▶

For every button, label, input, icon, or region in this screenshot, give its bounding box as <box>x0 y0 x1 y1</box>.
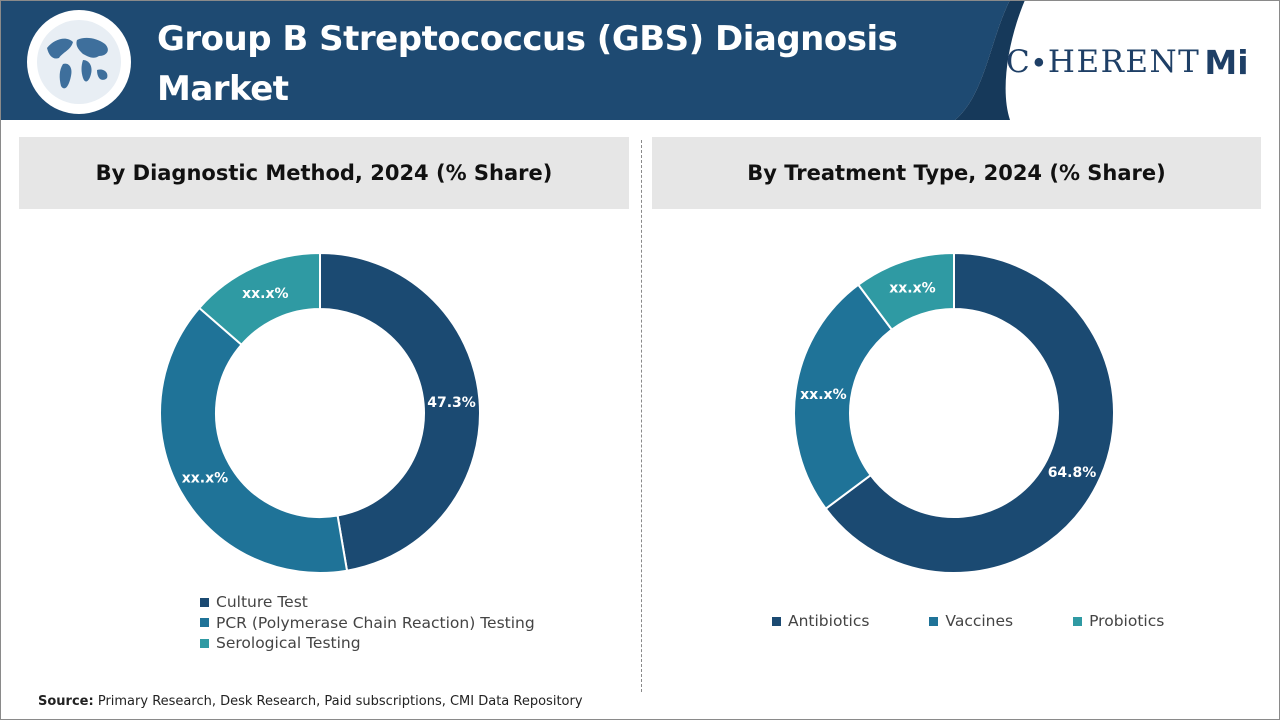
coherent-mi-logo: C∙HERENT Mi <box>1006 38 1268 86</box>
donut-data-label: 47.3% <box>427 395 476 411</box>
donut-diagnostic-method: 47.3% xx.x% xx.x% <box>159 251 481 574</box>
source-note: Source: Primary Research, Desk Research,… <box>38 694 583 709</box>
legend-item: Probiotics <box>1073 612 1164 630</box>
source-label: Source: <box>38 694 94 709</box>
legend-swatch <box>200 638 209 648</box>
header-band <box>0 0 1025 120</box>
right-panel-title: By Treatment Type, 2024 (% Share) <box>652 137 1261 209</box>
globe-icon <box>27 10 131 114</box>
donut-slice-serological-testing <box>197 251 321 347</box>
legend-item: Serological Testing <box>200 633 535 654</box>
legend-diagnostic-method: Culture Test PCR (Polymerase Chain React… <box>200 592 535 654</box>
legend-swatch <box>1073 616 1083 626</box>
legend-swatch <box>200 597 209 607</box>
page-title: Group B Streptococcus (GBS) Diagnosis Ma… <box>157 19 898 109</box>
donut-data-label: xx.x% <box>889 281 935 297</box>
legend-treatment-type: Antibiotics Vaccines Probiotics <box>772 612 1164 630</box>
legend-label: Antibiotics <box>788 612 870 630</box>
legend-label: Vaccines <box>945 612 1014 630</box>
donut-treatment-type: 64.8% xx.x% xx.x% <box>793 251 1115 574</box>
legend-swatch <box>200 618 209 628</box>
donut-data-label: xx.x% <box>182 471 228 487</box>
legend-item: Culture Test <box>200 592 535 613</box>
legend-item: Antibiotics <box>772 612 869 630</box>
legend-label: Serological Testing <box>216 634 361 653</box>
donut-slice-pcr-polymerase-chain-reaction-testing <box>159 306 349 574</box>
left-panel-title: By Diagnostic Method, 2024 (% Share) <box>19 137 629 209</box>
logo-text: C∙HERENT <box>1006 44 1201 80</box>
donut-data-label: 64.8% <box>1048 465 1097 481</box>
header-banner: Group B Streptococcus (GBS) Diagnosis Ma… <box>0 0 1280 120</box>
legend-item: Vaccines <box>929 612 1013 630</box>
donut-slice-probiotics <box>856 251 955 332</box>
legend-swatch <box>929 616 939 626</box>
donut-slice-culture-test <box>319 251 481 572</box>
legend-label: PCR (Polymerase Chain Reaction) Testing <box>216 613 535 632</box>
donut-slice-antibiotics <box>824 251 1115 574</box>
donut-data-label: xx.x% <box>800 387 846 403</box>
donut-data-label: xx.x% <box>242 286 288 302</box>
source-text: Primary Research, Desk Research, Paid su… <box>97 694 583 709</box>
logo-mi: Mi <box>1204 42 1249 82</box>
legend-label: Culture Test <box>216 593 308 612</box>
legend-item: PCR (Polymerase Chain Reaction) Testing <box>200 613 535 634</box>
panel-divider <box>641 140 642 692</box>
legend-label: Probiotics <box>1089 612 1165 630</box>
legend-swatch <box>772 616 781 626</box>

◀

**Task**
Copy out every line of the entry above without any changes, leaving out the picture.

**Exercise response**
For every button, label, input, icon, or region in this screenshot, give its bounding box as <box>x0 y0 x1 y1</box>.
coherent-mi-logo: C∙HERENT Mi <box>1006 38 1268 86</box>
donut-data-label: 47.3% <box>427 395 476 411</box>
donut-diagnostic-method: 47.3% xx.x% xx.x% <box>159 251 481 574</box>
source-note: Source: Primary Research, Desk Research,… <box>38 694 583 709</box>
legend-item: Probiotics <box>1073 612 1164 630</box>
source-label: Source: <box>38 694 94 709</box>
legend-swatch <box>200 638 209 648</box>
header-band <box>0 0 1025 120</box>
right-panel-title: By Treatment Type, 2024 (% Share) <box>652 137 1261 209</box>
globe-icon <box>27 10 131 114</box>
donut-slice-serological-testing <box>197 251 321 347</box>
legend-item: Serological Testing <box>200 633 535 654</box>
legend-diagnostic-method: Culture Test PCR (Polymerase Chain React… <box>200 592 535 654</box>
legend-swatch <box>1073 616 1083 626</box>
legend-swatch <box>200 597 209 607</box>
page-title: Group B Streptococcus (GBS) Diagnosis Ma… <box>157 19 898 109</box>
donut-data-label: xx.x% <box>889 281 935 297</box>
legend-treatment-type: Antibiotics Vaccines Probiotics <box>772 612 1164 630</box>
legend-label: Antibiotics <box>788 612 870 630</box>
legend-label: Vaccines <box>945 612 1014 630</box>
donut-treatment-type: 64.8% xx.x% xx.x% <box>793 251 1115 574</box>
legend-swatch <box>200 618 209 628</box>
donut-data-label: xx.x% <box>182 471 228 487</box>
legend-item: Culture Test <box>200 592 535 613</box>
legend-item: Antibiotics <box>772 612 869 630</box>
legend-label: Serological Testing <box>216 634 361 653</box>
donut-slice-pcr-polymerase-chain-reaction-testing <box>159 306 349 574</box>
left-panel-title: By Diagnostic Method, 2024 (% Share) <box>19 137 629 209</box>
logo-text: C∙HERENT <box>1006 44 1201 80</box>
donut-data-label: 64.8% <box>1048 465 1097 481</box>
header-banner: Group B Streptococcus (GBS) Diagnosis Ma… <box>0 0 1280 120</box>
legend-item: Vaccines <box>929 612 1013 630</box>
donut-slice-probiotics <box>856 251 955 332</box>
legend-swatch <box>929 616 939 626</box>
donut-slice-culture-test <box>319 251 481 572</box>
legend-label: PCR (Polymerase Chain Reaction) Testing <box>216 613 535 632</box>
donut-slice-antibiotics <box>824 251 1115 574</box>
donut-data-label: xx.x% <box>800 387 846 403</box>
donut-data-label: xx.x% <box>242 286 288 302</box>
source-text: Primary Research, Desk Research, Paid su… <box>97 694 583 709</box>
logo-mi: Mi <box>1204 42 1249 82</box>
legend-label: Culture Test <box>216 593 308 612</box>
legend-item: PCR (Polymerase Chain Reaction) Testing <box>200 613 535 634</box>
panel-divider <box>641 140 642 692</box>
legend-label: Probiotics <box>1089 612 1165 630</box>
legend-swatch <box>772 616 781 626</box>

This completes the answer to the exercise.